▶ [GOAL]: How many lines in the records below hold the string "Creditbank"? Please answer with the number and nothing more.

======== RAW DATA ========

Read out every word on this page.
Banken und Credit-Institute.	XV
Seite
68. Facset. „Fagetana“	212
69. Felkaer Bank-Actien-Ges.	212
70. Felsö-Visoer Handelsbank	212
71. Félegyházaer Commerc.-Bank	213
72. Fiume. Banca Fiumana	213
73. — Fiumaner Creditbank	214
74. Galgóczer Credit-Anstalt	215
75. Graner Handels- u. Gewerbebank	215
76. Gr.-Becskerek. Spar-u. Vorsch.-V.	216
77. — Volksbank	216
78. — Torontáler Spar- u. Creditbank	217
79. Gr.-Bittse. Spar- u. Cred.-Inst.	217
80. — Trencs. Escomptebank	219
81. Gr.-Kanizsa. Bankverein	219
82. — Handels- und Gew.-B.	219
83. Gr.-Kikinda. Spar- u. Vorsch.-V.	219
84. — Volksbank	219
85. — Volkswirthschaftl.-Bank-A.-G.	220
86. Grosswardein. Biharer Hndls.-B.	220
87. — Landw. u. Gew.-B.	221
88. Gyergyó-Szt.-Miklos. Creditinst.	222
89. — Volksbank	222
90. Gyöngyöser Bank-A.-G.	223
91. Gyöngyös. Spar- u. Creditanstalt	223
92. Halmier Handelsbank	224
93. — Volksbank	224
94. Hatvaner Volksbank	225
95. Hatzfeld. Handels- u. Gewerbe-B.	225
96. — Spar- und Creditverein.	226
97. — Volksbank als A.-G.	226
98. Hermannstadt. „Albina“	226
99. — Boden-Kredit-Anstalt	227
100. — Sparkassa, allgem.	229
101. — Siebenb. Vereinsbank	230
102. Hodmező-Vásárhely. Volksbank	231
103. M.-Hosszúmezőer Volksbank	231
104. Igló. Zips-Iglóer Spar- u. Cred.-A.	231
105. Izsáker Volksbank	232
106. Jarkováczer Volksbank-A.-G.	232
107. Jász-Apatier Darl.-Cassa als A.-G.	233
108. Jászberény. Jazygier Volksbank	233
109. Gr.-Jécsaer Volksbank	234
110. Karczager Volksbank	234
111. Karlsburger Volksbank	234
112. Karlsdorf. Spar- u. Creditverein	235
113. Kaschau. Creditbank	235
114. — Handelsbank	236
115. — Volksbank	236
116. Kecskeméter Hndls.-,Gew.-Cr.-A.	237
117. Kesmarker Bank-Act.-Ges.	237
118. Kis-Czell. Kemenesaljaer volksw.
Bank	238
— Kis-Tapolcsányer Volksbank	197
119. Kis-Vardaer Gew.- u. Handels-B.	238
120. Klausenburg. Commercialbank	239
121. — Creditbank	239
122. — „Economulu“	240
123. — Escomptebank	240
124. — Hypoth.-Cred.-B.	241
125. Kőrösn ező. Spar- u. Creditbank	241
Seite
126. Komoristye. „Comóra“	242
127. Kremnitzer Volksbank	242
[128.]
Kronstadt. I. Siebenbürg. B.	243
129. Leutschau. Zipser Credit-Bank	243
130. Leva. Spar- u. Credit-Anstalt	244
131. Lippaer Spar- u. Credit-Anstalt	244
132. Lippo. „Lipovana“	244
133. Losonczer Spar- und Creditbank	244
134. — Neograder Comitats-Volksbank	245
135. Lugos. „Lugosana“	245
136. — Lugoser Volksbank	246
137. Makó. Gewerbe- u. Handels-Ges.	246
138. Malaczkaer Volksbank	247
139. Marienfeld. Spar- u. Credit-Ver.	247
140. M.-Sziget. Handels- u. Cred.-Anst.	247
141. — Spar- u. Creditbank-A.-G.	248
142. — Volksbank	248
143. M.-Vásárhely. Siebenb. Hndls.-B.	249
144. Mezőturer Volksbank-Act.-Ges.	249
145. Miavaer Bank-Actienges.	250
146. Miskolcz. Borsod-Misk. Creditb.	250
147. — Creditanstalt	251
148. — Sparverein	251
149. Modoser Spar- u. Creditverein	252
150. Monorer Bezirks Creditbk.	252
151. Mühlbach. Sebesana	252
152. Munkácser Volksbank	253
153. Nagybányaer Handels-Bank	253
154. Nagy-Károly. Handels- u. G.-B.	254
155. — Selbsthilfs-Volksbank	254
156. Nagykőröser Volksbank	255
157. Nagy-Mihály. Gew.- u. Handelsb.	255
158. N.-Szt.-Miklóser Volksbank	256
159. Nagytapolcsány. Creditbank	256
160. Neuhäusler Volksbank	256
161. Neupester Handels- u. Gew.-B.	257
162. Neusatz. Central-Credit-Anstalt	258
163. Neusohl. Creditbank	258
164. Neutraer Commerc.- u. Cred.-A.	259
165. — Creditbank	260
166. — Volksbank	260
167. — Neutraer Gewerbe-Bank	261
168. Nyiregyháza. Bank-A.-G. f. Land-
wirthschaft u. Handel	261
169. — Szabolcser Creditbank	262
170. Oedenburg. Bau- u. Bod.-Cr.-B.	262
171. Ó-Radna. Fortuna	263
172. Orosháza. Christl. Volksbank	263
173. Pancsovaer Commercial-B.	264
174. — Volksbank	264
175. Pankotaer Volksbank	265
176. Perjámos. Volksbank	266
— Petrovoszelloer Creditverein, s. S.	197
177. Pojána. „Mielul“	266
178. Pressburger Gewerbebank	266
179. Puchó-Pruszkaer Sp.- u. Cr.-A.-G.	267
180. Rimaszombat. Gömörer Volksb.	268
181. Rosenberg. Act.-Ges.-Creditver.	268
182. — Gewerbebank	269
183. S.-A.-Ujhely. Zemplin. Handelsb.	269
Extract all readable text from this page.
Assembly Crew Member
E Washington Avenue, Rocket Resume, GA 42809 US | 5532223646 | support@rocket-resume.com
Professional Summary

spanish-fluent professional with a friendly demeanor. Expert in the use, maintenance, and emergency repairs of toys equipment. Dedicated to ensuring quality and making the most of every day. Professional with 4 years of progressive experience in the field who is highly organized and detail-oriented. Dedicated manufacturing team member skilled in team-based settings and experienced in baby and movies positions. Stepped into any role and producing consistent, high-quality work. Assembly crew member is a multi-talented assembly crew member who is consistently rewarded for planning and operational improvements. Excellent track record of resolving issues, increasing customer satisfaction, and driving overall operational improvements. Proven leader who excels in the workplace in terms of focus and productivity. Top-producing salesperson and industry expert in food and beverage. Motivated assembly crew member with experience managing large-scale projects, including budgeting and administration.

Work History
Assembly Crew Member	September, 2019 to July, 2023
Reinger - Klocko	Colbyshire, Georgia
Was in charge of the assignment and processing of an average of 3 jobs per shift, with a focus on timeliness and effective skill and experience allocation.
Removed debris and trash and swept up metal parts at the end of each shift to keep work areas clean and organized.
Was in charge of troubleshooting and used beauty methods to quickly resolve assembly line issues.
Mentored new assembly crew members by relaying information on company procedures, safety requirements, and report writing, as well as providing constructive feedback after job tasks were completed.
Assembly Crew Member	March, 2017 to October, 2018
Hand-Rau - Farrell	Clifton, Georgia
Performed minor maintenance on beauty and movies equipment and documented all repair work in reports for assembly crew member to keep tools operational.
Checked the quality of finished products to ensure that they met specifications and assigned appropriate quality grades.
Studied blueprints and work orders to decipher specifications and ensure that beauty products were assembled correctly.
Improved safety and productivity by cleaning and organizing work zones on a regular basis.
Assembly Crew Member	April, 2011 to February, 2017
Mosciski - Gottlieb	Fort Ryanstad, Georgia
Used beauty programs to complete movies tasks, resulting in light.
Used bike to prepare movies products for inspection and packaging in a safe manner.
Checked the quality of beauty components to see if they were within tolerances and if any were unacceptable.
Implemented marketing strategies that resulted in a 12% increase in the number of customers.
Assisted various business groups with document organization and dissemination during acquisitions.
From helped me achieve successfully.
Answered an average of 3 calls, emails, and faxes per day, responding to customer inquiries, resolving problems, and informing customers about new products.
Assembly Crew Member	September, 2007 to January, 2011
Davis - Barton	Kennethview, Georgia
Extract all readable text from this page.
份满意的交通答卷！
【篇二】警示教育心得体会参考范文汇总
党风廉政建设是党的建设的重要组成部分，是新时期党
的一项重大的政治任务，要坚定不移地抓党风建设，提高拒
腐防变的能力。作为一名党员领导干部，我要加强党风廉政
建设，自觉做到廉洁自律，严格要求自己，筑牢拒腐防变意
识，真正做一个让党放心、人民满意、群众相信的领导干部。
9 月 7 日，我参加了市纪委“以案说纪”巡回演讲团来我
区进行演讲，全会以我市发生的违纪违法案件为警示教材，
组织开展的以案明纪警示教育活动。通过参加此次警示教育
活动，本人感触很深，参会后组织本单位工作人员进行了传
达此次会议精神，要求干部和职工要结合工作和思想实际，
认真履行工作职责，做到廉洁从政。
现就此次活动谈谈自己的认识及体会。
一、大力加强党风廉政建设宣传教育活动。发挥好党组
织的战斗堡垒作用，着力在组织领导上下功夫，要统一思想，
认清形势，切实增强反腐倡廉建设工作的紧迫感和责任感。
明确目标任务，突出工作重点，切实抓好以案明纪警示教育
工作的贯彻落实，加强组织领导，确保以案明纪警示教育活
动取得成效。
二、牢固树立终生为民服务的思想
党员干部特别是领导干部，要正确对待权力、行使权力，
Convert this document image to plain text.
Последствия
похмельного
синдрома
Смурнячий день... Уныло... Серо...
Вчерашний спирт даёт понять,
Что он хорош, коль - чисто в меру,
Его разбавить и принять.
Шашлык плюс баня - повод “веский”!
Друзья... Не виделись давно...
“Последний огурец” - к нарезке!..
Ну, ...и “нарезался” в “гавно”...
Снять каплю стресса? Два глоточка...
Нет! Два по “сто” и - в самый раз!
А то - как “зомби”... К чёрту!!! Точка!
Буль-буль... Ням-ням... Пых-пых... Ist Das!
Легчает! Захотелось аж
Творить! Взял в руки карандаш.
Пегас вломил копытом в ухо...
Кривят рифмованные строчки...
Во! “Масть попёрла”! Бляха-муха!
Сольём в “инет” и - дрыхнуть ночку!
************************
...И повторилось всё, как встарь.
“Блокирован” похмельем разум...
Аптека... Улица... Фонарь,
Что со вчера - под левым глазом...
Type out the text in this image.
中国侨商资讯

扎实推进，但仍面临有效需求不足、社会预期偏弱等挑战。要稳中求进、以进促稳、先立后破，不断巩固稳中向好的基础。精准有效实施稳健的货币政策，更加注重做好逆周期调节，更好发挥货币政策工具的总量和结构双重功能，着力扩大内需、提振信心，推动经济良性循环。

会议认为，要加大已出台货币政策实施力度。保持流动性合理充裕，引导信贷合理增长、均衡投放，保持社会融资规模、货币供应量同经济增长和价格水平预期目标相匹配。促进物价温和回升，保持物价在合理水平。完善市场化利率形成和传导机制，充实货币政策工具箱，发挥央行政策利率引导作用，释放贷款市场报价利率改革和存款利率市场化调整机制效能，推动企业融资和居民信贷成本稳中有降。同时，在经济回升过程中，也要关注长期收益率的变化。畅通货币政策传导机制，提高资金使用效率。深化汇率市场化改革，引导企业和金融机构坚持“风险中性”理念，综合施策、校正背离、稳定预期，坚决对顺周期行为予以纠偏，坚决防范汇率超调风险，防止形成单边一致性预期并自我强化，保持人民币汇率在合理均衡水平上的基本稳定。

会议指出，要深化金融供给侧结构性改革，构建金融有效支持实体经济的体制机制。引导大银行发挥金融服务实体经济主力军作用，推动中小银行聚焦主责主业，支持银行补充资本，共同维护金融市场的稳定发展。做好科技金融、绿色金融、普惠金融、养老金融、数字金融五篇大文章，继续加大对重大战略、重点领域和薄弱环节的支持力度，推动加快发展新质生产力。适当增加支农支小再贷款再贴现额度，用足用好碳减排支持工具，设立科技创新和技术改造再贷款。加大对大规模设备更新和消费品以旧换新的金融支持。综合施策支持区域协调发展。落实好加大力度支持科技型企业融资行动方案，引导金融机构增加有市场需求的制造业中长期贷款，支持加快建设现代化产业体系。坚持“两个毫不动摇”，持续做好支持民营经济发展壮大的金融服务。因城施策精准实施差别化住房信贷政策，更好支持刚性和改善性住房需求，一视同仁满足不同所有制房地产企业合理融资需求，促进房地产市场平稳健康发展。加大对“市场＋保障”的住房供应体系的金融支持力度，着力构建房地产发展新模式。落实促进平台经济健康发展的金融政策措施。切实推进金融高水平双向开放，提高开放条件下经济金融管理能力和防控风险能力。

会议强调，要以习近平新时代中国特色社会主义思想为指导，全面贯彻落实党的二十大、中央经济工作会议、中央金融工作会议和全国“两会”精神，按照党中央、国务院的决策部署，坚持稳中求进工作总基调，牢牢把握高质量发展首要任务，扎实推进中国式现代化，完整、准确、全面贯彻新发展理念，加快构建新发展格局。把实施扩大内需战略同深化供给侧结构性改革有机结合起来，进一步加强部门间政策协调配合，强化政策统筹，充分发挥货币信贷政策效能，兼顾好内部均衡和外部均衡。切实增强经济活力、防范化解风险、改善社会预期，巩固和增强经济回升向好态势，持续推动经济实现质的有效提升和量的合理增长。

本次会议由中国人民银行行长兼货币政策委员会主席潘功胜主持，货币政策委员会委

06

========

▶ [SOLUTION FOR THIS PROBLEM]: 11